TASK DIRECTIONS - Copy all of these records with every "covalent bond" switched to "dative bond" and everything else left as it is. Leave out the pictures.

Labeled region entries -

::::

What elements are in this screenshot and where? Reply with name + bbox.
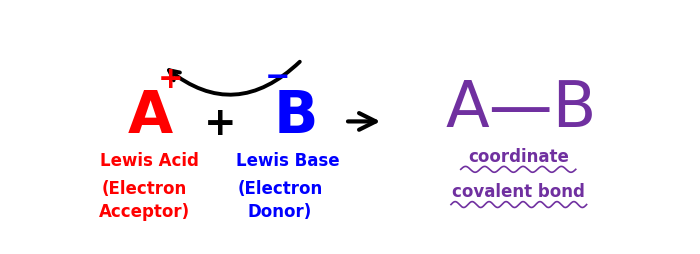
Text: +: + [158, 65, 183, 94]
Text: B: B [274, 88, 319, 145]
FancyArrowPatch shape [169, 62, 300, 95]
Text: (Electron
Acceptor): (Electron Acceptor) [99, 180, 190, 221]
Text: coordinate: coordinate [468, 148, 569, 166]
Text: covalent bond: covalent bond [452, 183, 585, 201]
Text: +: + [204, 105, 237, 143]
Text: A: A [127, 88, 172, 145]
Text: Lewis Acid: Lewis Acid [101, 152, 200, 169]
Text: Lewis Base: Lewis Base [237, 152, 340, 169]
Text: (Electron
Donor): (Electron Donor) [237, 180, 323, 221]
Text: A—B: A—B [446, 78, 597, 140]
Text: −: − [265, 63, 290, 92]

::::

TASK ANSWER -
What elements are in this screenshot and where? Reply with name + bbox.
Text: +: + [158, 65, 183, 94]
Text: B: B [274, 88, 319, 145]
FancyArrowPatch shape [169, 62, 300, 95]
Text: (Electron
Acceptor): (Electron Acceptor) [99, 180, 190, 221]
Text: coordinate: coordinate [468, 148, 569, 166]
Text: dative bond: dative bond [452, 183, 585, 201]
Text: +: + [204, 105, 237, 143]
Text: A: A [127, 88, 172, 145]
Text: Lewis Acid: Lewis Acid [101, 152, 200, 169]
Text: Lewis Base: Lewis Base [237, 152, 340, 169]
Text: (Electron
Donor): (Electron Donor) [237, 180, 323, 221]
Text: A—B: A—B [446, 78, 597, 140]
Text: −: − [265, 63, 290, 92]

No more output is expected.